REQUIRED WORK:
(1) The post about returning to Manhattan lists the social activities squeezed into the London visit. Name every one of them.
(2) In the post about returning to Manhattan, which two places do the writer's parents split their year between?
(3) Reproduce the stretch of the post about returning to Manhattan from "Finding Shakespeare" through "happy but exhausted.".

QUOTED PASSAGE:
· · · ·

Finding Shakespeare

 

Here’s a sentence you probably don’t hear very often: we’ve come back to the city that never sleeps for a good rest. After a whirlwind ten day visit to London, squeezing in more birthday parties, lunches, dinners, and communal dog walks than we’d normally manage in the course of two months, in addition to sorting out a small mountain of post, a rattling oven and a downstairs loo with a lacklustre flush, L1 and I returned to Manhattan happy but exhausted.

 

“It’s weird, isn’t it,” L1 said as we hauled our suitcases out of the lift on our floor. “Do you feel weird?”

 

“Very weird.”

 

“I wonder when it will stop feeling weird.”

 

I wonder that too. When does a transatlantic life begin to seem completely normal? When do you stop saying to yourself, as you land in each place, Gosh this is surreal, just this morning we were in …. I must ask my parents, who’ve been spending six months a year in each of Montreal and Sarasota for what feels like forever. Do they experience this kind of dislocation, this sense of weirdness? Or do they take it in their stride, rolling from one place to the other and back again with nary a second thought?

· · · ·

DATA LISTING:
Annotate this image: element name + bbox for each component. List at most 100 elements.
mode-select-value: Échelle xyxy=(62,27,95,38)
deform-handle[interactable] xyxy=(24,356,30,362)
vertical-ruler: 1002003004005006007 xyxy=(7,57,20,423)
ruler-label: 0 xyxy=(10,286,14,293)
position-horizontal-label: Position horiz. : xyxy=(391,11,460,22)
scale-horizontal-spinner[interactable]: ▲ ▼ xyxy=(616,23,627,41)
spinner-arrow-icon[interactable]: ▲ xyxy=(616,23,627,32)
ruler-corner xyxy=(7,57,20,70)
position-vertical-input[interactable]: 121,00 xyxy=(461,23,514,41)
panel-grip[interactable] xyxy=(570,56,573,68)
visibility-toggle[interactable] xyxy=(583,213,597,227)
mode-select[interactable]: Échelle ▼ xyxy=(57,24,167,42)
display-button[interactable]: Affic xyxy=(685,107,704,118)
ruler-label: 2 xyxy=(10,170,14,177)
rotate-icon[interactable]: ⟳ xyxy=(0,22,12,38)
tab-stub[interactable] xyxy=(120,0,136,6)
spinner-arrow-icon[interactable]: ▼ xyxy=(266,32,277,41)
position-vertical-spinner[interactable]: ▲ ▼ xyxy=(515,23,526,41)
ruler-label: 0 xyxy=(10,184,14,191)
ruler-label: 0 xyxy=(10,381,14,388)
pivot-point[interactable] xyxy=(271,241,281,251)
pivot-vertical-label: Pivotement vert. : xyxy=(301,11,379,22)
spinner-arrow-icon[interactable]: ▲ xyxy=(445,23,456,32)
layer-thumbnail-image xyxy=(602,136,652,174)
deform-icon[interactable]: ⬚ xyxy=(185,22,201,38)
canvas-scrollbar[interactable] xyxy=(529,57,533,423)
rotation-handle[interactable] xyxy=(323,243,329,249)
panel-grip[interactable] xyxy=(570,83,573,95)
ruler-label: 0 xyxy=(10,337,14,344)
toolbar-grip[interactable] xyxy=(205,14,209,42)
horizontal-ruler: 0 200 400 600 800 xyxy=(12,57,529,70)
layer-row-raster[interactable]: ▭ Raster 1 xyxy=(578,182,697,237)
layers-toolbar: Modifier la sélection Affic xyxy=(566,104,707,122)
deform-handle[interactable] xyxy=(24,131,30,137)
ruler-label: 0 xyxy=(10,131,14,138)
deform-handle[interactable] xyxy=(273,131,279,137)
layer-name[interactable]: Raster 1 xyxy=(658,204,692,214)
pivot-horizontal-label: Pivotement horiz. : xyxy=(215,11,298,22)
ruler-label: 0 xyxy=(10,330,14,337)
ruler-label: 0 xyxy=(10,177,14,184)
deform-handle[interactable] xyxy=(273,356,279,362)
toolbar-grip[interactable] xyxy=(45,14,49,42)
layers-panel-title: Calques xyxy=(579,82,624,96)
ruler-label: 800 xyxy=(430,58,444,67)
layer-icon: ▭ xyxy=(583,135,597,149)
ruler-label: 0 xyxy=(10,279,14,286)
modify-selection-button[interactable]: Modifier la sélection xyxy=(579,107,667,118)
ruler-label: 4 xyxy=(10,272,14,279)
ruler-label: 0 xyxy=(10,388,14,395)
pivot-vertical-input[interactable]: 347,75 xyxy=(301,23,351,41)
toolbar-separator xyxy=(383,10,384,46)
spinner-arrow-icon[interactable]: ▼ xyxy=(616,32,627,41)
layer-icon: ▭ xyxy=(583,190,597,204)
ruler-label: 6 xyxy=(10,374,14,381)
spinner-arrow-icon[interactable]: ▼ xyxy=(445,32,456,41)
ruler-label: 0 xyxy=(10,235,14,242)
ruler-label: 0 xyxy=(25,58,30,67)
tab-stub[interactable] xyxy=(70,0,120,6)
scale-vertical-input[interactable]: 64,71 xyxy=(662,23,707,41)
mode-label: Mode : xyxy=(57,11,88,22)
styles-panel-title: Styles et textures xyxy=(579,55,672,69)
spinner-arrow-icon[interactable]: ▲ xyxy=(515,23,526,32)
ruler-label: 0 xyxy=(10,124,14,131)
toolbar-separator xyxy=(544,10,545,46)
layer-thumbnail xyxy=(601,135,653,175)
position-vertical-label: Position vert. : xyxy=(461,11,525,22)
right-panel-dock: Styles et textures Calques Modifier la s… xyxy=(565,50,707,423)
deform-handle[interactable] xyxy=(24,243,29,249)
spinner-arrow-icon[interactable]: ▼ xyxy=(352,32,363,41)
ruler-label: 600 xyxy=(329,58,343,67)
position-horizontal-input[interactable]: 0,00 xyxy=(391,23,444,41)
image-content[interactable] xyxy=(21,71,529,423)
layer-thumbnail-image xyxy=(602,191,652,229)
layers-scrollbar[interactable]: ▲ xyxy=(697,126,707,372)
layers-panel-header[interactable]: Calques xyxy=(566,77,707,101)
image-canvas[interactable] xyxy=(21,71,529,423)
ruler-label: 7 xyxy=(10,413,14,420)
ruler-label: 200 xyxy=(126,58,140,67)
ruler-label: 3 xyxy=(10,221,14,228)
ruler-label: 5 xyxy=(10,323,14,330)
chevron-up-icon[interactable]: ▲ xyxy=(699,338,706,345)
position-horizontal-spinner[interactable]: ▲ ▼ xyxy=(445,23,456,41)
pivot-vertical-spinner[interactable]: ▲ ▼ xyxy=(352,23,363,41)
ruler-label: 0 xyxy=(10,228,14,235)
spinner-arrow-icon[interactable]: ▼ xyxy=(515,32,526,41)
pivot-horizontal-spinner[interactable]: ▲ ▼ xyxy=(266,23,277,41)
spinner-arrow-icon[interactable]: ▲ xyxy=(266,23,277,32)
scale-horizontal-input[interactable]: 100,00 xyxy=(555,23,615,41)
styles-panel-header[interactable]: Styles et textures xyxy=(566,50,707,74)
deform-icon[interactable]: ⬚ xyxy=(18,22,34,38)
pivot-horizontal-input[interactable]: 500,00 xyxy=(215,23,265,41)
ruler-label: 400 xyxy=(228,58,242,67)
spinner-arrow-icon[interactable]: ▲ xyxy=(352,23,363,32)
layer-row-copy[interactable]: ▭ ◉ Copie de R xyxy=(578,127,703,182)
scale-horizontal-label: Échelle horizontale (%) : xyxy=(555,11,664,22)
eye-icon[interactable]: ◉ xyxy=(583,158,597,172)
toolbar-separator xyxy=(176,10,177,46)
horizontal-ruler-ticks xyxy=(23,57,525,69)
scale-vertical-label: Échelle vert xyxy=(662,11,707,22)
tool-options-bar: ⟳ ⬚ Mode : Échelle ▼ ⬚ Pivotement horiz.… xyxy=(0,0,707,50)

· · · ·

WORKED ANSWERS:
(1)
- Birthday parties
- Lunches
- Dinners
- Communal dog walks

(2) Montreal and Sarasota.

(3)
Finding Shakespeare

 

Here’s a sentence you probably don’t hear very often: we’ve come back to the city that never sleeps for a good rest. After a whirlwind ten day visit to London, squeezing in more birthday parties, lunches, dinners, and communal dog walks than we’d normally manage in the course of two months, in addition to sorting out a small mountain of post, a rattling oven and a downstairs loo with a lacklustre flush, L1 and I returned to Manhattan happy but exhausted.